_WHAT TO PRODUCE_:
Extract all lines that hold the string "image".

***** DATA FOR PROCESSING

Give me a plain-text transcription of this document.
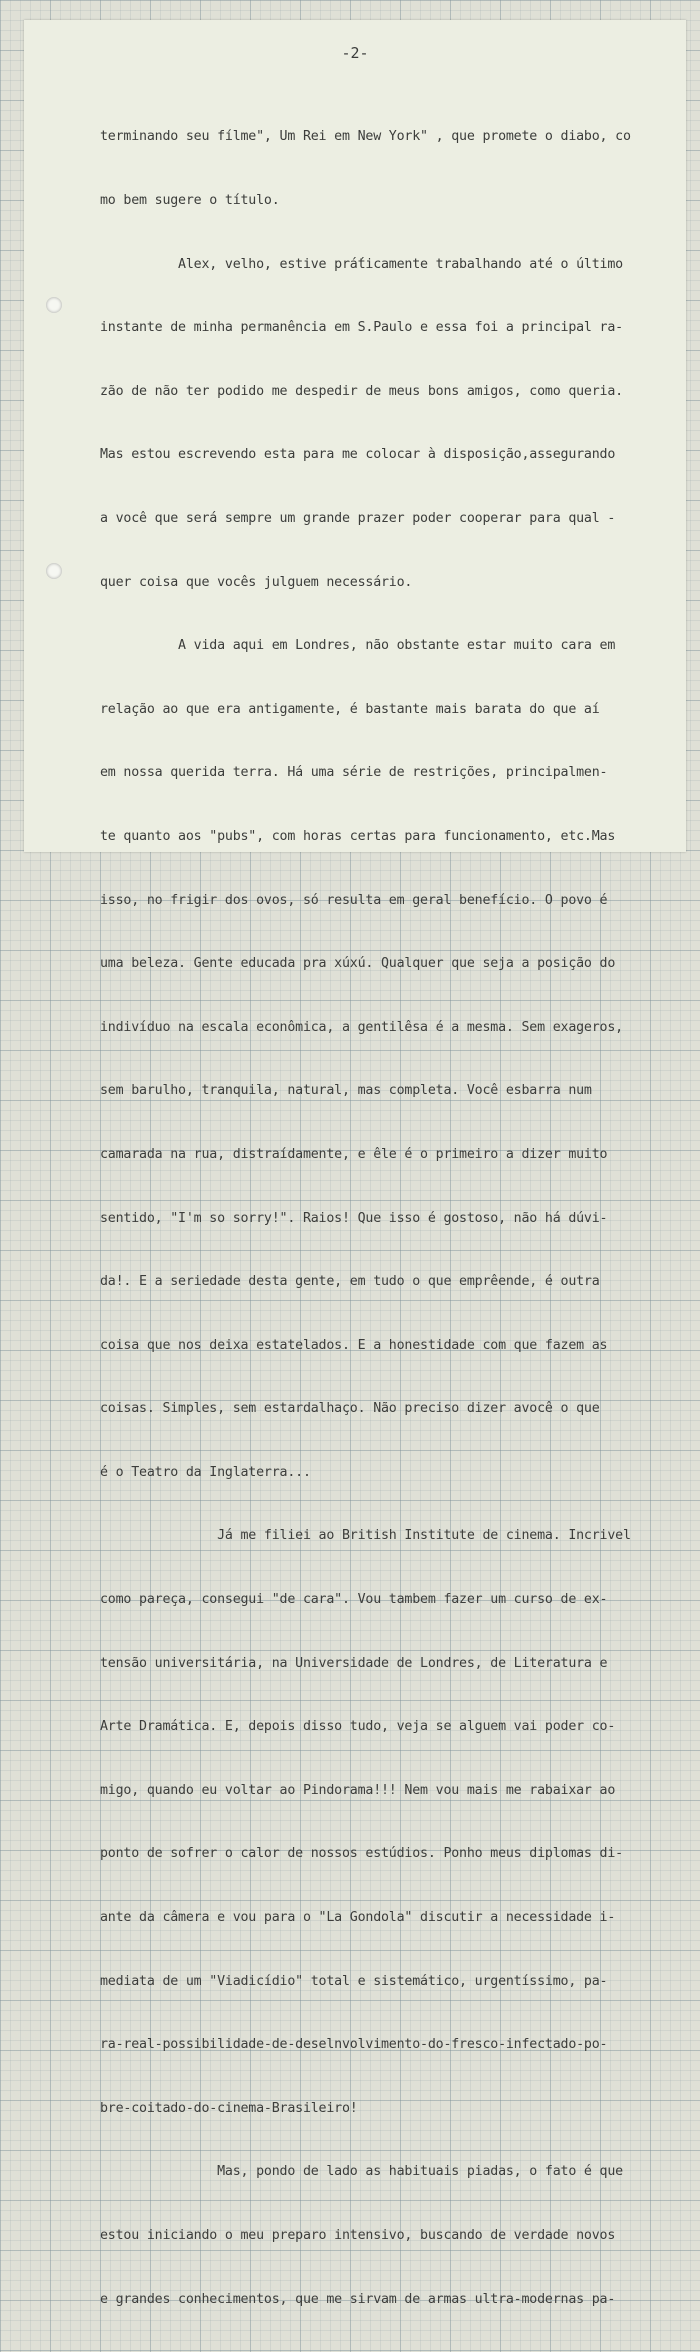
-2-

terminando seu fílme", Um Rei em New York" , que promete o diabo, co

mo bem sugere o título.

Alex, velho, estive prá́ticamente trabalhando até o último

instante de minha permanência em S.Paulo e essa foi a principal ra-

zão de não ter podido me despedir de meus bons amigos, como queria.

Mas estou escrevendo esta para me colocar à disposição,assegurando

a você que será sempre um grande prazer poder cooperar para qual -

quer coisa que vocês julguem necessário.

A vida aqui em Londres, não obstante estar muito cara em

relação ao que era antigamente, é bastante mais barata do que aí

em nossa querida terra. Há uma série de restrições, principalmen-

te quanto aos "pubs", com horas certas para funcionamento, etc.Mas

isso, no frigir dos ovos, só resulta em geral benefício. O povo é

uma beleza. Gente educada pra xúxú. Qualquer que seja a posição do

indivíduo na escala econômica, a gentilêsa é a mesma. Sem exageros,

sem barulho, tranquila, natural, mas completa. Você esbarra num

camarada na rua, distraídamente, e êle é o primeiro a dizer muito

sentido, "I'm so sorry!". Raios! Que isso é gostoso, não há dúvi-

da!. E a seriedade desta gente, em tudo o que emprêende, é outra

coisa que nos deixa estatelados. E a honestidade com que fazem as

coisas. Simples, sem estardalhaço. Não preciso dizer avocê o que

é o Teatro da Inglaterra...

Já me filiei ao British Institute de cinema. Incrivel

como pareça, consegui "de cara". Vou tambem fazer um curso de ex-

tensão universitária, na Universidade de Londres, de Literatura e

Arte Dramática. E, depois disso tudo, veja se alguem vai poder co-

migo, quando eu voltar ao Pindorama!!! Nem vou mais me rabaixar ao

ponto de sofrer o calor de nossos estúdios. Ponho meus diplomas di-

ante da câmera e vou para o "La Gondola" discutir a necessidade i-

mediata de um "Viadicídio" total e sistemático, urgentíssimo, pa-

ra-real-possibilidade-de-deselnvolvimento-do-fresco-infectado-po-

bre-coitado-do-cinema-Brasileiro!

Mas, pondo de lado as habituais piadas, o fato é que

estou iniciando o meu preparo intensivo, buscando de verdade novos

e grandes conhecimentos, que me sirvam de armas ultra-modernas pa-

**********
***** DATA FOR PROCESSING

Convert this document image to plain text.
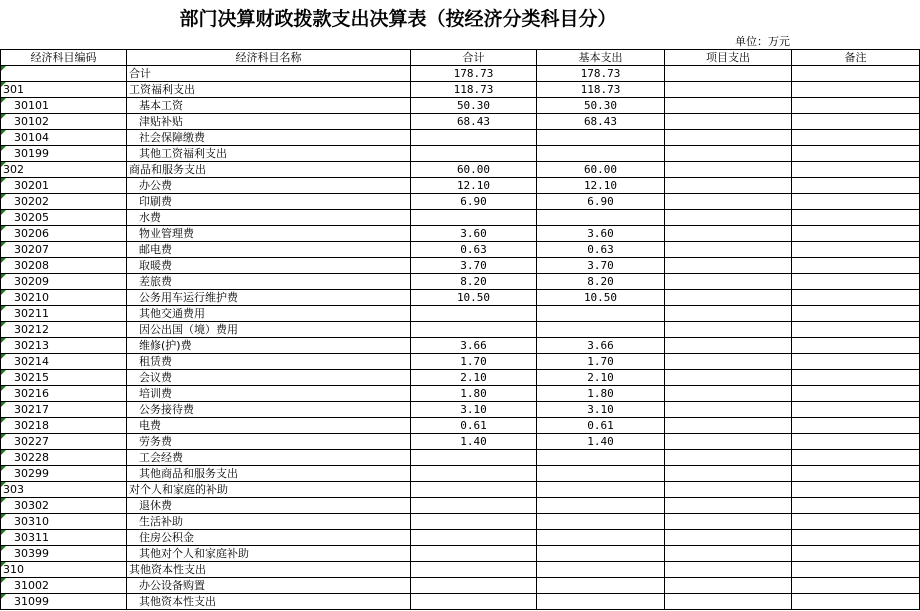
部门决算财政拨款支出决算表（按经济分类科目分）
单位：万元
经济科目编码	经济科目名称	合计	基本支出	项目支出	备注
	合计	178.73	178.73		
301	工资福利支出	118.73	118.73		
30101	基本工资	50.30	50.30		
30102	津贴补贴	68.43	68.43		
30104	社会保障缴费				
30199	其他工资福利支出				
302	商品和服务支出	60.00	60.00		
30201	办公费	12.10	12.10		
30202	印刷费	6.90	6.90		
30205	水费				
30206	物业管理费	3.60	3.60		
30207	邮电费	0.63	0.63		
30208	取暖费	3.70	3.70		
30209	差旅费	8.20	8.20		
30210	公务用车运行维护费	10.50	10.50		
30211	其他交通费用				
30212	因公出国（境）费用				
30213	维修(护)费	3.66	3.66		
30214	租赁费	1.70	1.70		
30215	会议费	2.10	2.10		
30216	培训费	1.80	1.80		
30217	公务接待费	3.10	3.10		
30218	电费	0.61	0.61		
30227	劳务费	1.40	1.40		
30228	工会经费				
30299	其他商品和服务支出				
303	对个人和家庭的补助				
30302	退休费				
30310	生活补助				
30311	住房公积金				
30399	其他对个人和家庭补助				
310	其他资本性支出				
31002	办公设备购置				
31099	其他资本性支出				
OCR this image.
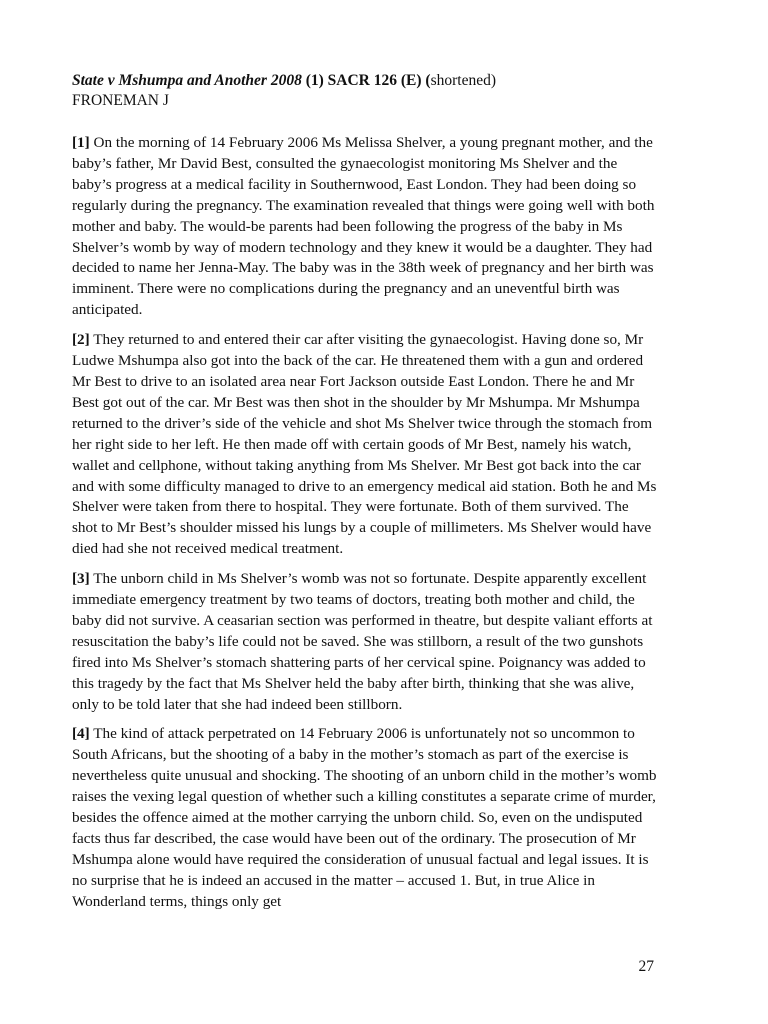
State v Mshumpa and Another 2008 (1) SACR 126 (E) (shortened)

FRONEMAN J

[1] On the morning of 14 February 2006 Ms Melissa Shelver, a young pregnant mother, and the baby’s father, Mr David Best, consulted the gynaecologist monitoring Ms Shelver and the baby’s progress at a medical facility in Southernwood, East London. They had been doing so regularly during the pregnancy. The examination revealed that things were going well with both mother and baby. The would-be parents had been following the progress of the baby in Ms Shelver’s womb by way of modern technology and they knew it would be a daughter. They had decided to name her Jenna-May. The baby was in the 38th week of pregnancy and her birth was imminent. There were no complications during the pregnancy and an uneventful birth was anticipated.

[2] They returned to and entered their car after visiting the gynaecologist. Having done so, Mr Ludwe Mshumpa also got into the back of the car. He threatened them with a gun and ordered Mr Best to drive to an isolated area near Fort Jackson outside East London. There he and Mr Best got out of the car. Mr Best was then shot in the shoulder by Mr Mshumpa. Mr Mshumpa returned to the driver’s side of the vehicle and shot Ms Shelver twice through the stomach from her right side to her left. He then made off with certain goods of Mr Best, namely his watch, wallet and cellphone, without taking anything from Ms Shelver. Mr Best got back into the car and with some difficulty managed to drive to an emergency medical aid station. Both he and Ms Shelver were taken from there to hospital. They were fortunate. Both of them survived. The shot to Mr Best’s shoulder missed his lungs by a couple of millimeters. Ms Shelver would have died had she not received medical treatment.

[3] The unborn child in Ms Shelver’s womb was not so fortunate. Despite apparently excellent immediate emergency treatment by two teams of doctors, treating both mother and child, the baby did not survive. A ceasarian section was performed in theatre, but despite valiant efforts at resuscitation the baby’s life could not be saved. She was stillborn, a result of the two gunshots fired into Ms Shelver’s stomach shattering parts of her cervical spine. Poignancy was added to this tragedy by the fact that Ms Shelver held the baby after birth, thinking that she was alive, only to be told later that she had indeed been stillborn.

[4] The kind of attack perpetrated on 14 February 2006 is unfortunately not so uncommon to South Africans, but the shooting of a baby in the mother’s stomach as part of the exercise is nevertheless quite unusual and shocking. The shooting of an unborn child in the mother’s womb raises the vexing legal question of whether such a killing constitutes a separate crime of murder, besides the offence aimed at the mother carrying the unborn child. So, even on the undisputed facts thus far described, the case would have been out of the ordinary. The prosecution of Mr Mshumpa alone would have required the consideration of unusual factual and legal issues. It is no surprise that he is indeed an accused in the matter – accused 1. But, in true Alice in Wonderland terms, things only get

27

**********

_SOLVED EXERCISE_:
Convert this document image to plain text.
OCR this image.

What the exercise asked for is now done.